-- PROVIDED RECORDS --
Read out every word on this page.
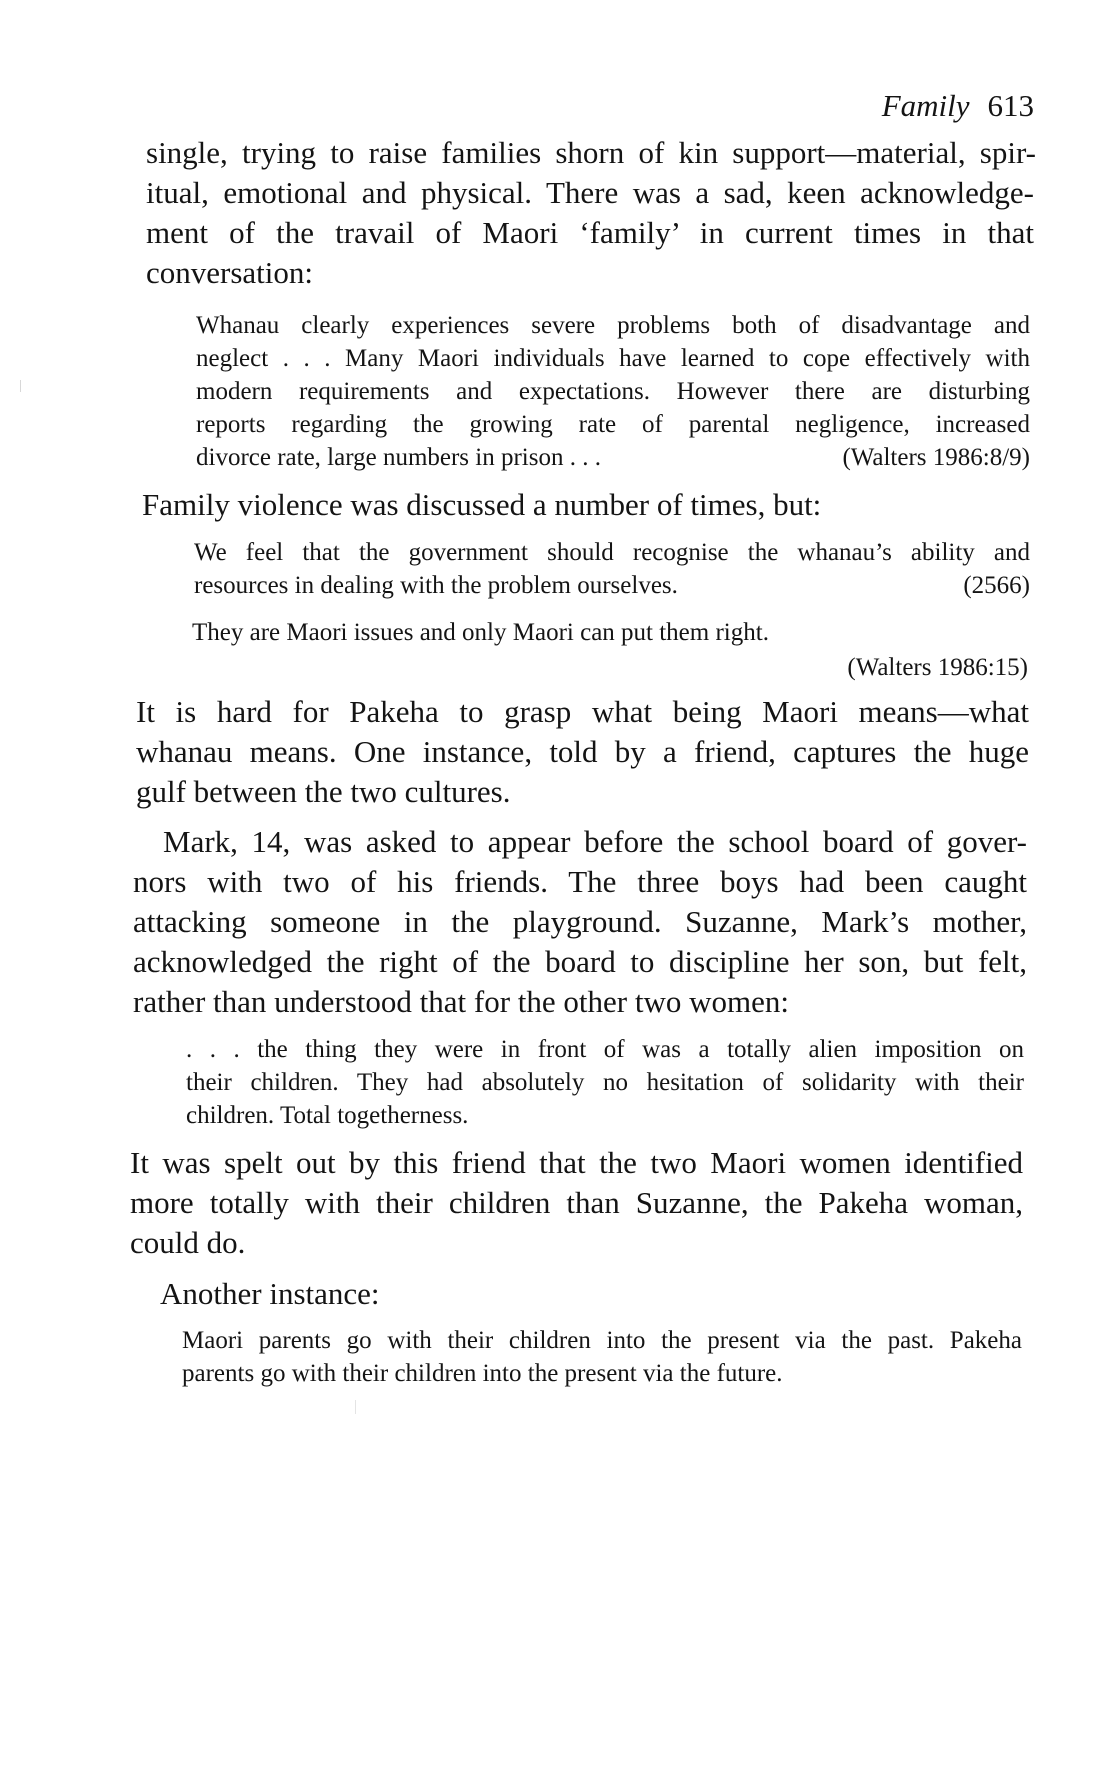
Family 613
single, trying to raise families shorn of kin support—material, spir-
itual, emotional and physical. There was a sad, keen acknowledge-
ment of the travail of Maori ‘family’ in current times in that
conversation:
Whanau clearly experiences severe problems both of disadvantage and
neglect . . . Many Maori individuals have learned to cope effectively with
modern requirements and expectations. However there are disturbing
reports regarding the growing rate of parental negligence, increased
divorce rate, large numbers in prison . . .	(Walters 1986:8/9)
Family violence was discussed a number of times, but:
We feel that the government should recognise the whanau’s ability and
resources in dealing with the problem ourselves.	(2566)
They are Maori issues and only Maori can put them right.
(Walters 1986:15)
It is hard for Pakeha to grasp what being Maori means—what
whanau means. One instance, told by a friend, captures the huge
gulf between the two cultures.
Mark, 14, was asked to appear before the school board of gover-
nors with two of his friends. The three boys had been caught
attacking someone in the playground. Suzanne, Mark’s mother,
acknowledged the right of the board to discipline her son, but felt,
rather than understood that for the other two women:
. . . the thing they were in front of was a totally alien imposition on
their children. They had absolutely no hesitation of solidarity with their
children. Total togetherness.
It was spelt out by this friend that the two Maori women identified
more totally with their children than Suzanne, the Pakeha woman,
could do.
Another instance:
Maori parents go with their children into the present via the past. Pakeha
parents go with their children into the present via the future.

-- EXERCISE BRIEF --
Tally the lines of the preceding listing in which the word "Pakeha" appears; state nothing but the total.

-- OUTPUT FOR THIS TASK --
3